-- begin --
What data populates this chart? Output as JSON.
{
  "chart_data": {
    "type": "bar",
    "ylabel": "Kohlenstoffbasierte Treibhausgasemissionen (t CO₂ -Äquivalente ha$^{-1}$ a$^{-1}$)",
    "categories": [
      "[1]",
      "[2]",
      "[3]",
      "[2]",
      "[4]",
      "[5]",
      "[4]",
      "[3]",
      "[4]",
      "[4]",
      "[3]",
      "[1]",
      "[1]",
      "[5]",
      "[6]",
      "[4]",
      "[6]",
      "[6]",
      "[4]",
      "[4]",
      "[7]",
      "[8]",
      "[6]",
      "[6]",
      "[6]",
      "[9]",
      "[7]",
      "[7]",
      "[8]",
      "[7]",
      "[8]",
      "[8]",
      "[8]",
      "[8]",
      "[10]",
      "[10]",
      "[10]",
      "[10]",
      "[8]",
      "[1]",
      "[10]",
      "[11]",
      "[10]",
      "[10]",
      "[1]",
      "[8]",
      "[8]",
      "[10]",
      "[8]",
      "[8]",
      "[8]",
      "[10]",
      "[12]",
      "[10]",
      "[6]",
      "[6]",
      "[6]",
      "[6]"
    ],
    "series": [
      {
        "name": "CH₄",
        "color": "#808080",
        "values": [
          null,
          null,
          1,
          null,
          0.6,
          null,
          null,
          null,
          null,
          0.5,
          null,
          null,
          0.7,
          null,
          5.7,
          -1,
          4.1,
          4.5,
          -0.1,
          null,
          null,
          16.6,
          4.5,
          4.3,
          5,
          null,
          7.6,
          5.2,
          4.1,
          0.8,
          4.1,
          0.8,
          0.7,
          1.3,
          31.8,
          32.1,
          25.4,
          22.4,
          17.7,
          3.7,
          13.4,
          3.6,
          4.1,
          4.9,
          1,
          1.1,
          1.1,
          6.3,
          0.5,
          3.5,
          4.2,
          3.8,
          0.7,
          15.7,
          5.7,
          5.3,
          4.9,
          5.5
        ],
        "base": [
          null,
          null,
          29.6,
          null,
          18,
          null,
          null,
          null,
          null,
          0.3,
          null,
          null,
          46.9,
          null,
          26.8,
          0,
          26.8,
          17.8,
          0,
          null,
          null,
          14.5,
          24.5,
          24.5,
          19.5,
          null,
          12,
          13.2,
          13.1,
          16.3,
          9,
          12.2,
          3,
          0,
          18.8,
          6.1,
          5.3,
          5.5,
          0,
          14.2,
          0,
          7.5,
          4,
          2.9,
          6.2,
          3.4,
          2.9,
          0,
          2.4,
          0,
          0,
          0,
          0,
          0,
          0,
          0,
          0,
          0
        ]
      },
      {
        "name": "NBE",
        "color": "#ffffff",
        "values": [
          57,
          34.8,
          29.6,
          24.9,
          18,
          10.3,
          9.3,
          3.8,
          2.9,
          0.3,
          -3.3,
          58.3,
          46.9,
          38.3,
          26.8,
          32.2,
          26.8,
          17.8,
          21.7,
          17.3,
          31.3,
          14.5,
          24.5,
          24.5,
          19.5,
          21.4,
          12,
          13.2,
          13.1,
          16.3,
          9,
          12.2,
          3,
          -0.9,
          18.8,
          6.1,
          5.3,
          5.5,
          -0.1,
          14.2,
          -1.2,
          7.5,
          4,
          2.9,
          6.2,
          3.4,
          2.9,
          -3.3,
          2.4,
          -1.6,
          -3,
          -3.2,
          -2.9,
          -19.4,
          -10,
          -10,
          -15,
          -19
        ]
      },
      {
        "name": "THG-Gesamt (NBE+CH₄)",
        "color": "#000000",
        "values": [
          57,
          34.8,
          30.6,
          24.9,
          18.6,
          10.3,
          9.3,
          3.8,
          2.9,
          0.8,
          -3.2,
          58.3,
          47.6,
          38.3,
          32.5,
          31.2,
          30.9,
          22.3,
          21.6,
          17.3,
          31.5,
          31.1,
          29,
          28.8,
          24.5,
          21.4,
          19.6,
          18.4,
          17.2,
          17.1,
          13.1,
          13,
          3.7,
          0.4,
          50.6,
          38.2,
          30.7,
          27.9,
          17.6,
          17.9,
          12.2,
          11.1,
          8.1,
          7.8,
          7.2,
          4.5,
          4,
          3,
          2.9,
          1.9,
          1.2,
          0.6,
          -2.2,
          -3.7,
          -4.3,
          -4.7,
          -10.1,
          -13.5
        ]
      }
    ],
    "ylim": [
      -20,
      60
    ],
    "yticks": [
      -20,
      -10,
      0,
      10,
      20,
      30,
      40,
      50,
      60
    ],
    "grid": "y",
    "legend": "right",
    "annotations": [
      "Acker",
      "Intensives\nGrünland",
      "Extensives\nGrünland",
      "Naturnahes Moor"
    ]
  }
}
-- end --
» Directions for this task: Find the lines holding "name" and list every one.

» Response to the task:
        "name": "CH₄",
        "name": "NBE",
        "name": "THG-Gesamt (NBE+CH₄)",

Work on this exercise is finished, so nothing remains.